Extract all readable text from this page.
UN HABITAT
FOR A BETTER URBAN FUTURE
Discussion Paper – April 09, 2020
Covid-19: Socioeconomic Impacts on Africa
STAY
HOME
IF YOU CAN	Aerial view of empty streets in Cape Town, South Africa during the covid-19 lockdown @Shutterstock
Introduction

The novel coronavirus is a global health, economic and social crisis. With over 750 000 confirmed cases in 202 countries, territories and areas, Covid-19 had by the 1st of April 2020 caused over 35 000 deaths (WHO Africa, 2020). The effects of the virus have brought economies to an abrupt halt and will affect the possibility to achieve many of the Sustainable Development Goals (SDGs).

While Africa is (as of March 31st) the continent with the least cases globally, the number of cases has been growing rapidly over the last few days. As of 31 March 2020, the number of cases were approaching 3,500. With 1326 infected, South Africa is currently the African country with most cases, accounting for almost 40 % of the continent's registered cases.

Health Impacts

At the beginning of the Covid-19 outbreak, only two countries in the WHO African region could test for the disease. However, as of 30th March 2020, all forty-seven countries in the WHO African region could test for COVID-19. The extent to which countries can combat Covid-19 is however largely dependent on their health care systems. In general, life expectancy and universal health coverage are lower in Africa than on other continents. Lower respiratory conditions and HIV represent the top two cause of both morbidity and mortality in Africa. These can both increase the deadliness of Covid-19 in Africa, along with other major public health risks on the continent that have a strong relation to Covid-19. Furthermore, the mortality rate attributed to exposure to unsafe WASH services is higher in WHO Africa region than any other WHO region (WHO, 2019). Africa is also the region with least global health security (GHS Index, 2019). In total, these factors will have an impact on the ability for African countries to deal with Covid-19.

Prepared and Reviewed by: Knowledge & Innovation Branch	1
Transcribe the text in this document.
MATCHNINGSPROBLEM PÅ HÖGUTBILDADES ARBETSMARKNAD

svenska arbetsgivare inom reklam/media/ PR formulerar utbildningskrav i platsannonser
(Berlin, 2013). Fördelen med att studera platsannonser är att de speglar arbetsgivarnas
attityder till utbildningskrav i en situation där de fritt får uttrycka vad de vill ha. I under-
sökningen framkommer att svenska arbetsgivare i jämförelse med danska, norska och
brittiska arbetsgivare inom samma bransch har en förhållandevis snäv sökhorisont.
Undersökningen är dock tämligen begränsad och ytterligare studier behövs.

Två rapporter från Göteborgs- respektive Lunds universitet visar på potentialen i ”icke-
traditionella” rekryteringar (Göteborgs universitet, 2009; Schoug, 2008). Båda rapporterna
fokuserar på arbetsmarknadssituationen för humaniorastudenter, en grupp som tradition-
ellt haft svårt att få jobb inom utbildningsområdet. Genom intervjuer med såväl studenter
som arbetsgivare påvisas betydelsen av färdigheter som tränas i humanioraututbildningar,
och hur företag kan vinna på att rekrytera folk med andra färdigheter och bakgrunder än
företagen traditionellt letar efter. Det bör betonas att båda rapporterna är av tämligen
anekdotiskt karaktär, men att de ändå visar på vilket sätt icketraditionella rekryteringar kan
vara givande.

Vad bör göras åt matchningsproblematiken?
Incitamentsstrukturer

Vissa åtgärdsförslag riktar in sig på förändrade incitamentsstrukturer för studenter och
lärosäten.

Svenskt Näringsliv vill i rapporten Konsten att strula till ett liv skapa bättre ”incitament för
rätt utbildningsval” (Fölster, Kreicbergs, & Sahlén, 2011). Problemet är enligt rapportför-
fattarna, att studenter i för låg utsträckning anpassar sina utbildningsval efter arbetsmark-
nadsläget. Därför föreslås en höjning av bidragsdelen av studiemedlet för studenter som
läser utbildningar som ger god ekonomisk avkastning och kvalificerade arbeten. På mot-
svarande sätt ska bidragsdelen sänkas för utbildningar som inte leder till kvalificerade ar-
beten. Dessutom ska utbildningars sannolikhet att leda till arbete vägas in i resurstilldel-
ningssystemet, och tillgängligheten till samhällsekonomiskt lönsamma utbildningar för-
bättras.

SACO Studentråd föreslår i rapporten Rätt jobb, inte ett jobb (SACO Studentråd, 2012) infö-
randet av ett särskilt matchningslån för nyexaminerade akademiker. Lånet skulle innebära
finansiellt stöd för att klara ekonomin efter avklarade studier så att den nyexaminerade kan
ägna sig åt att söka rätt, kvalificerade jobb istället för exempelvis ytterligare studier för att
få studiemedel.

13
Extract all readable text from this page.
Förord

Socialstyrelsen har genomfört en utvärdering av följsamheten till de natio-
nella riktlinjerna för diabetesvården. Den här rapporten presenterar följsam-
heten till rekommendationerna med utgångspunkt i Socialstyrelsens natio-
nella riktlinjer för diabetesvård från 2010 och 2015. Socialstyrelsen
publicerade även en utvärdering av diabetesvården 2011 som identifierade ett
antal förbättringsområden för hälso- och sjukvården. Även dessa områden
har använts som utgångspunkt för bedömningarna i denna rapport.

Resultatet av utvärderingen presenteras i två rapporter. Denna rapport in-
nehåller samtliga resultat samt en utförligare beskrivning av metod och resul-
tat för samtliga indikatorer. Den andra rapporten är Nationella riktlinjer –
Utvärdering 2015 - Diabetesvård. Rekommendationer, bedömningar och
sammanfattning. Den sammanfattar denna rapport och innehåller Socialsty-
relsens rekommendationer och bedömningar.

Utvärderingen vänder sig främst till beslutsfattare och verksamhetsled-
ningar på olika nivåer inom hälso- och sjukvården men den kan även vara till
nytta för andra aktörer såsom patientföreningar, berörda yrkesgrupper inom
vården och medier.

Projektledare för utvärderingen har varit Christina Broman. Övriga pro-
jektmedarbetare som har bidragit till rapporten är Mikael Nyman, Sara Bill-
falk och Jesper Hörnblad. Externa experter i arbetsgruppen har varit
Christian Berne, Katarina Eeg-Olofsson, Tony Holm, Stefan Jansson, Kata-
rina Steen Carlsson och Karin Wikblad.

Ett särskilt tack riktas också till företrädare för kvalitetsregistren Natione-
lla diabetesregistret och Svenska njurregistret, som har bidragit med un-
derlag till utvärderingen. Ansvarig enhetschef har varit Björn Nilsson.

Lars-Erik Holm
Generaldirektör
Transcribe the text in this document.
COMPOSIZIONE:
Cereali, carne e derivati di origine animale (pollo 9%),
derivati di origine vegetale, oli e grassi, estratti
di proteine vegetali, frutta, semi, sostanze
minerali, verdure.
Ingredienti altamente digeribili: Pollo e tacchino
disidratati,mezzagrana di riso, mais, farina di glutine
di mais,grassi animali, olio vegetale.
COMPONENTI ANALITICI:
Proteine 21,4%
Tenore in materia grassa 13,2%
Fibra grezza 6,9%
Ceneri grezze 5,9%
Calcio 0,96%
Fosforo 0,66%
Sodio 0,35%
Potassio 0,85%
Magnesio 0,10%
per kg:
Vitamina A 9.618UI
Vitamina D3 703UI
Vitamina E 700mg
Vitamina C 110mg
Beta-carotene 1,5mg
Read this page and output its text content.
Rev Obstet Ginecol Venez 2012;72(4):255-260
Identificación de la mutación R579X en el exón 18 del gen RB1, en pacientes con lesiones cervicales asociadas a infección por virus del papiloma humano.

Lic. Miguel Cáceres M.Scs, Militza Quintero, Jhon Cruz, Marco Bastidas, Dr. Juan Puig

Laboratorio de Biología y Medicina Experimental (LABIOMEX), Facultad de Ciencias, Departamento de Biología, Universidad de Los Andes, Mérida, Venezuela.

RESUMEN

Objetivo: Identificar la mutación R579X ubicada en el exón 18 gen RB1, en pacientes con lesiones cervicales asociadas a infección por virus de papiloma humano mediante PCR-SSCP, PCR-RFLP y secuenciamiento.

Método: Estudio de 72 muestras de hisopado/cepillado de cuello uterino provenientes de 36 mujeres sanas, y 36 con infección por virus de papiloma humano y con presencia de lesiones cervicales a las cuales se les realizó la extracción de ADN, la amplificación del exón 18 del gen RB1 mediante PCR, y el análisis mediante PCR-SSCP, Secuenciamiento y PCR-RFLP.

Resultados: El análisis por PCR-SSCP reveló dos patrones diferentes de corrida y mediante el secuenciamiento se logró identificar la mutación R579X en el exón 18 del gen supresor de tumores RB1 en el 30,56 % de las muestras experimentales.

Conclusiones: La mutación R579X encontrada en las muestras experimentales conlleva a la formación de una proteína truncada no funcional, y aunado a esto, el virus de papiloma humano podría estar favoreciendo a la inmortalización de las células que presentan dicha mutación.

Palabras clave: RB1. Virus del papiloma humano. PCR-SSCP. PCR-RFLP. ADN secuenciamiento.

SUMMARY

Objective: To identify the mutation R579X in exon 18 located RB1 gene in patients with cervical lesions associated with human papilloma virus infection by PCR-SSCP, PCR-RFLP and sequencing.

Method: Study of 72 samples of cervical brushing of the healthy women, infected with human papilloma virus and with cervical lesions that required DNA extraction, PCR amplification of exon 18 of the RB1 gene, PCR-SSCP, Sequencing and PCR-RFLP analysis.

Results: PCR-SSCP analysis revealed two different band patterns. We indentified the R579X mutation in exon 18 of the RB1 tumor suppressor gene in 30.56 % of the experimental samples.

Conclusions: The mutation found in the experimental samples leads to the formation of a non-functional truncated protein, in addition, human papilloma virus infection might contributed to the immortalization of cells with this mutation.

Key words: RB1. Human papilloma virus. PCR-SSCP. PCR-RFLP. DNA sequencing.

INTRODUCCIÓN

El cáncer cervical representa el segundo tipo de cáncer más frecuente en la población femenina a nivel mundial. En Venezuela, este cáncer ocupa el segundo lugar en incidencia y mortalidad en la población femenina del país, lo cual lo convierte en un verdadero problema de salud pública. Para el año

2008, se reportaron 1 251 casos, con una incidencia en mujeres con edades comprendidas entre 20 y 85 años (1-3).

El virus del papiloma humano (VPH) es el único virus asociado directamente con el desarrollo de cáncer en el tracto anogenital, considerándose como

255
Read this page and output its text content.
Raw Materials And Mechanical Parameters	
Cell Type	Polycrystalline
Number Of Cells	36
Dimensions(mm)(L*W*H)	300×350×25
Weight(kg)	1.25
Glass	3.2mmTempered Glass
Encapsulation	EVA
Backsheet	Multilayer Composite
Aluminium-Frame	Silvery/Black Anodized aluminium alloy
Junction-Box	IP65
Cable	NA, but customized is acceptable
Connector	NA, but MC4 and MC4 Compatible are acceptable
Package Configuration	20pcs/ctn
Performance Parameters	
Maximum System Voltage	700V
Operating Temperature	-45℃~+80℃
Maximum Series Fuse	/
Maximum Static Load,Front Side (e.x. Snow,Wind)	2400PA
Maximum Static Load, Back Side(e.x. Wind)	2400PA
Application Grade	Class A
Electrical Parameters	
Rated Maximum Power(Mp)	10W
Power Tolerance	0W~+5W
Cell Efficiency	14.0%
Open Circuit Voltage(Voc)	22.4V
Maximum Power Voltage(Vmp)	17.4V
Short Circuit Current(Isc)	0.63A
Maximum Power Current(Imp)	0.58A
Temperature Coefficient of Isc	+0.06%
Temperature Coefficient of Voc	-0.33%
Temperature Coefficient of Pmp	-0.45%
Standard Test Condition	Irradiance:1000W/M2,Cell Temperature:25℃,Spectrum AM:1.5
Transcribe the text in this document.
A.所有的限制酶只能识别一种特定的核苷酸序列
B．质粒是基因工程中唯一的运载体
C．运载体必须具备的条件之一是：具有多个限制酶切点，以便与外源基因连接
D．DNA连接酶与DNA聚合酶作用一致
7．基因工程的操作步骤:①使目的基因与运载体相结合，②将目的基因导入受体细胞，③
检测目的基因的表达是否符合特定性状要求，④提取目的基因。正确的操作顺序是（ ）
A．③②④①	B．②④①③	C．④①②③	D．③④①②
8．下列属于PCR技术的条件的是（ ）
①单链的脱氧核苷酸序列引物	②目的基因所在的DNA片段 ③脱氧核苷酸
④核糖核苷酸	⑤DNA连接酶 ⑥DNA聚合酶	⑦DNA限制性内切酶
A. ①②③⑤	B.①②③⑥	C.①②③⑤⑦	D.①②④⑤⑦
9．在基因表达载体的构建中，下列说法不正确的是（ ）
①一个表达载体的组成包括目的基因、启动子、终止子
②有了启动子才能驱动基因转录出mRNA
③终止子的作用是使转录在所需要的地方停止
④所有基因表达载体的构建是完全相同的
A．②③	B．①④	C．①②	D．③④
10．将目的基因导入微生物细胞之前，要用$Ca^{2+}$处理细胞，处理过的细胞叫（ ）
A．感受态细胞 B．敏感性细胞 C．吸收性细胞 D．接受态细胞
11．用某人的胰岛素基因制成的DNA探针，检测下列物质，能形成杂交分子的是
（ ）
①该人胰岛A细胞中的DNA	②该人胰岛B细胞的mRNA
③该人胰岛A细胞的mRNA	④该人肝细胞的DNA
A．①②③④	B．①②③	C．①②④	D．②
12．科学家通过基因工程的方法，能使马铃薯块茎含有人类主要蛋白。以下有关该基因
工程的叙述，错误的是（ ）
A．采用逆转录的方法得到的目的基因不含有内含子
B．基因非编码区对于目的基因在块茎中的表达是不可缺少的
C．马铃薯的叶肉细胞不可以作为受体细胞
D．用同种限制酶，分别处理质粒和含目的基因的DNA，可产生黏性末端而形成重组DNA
※
## [Aim of the exercise]
What lines above hold the word "platsannonser"? Pull each one out.

## [Exercise result]
svenska arbetsgivare inom reklam/media/ PR formulerar utbildningskrav i platsannonser
(Berlin, 2013). Fördelen med att studera platsannonser är att de speglar arbetsgivarnas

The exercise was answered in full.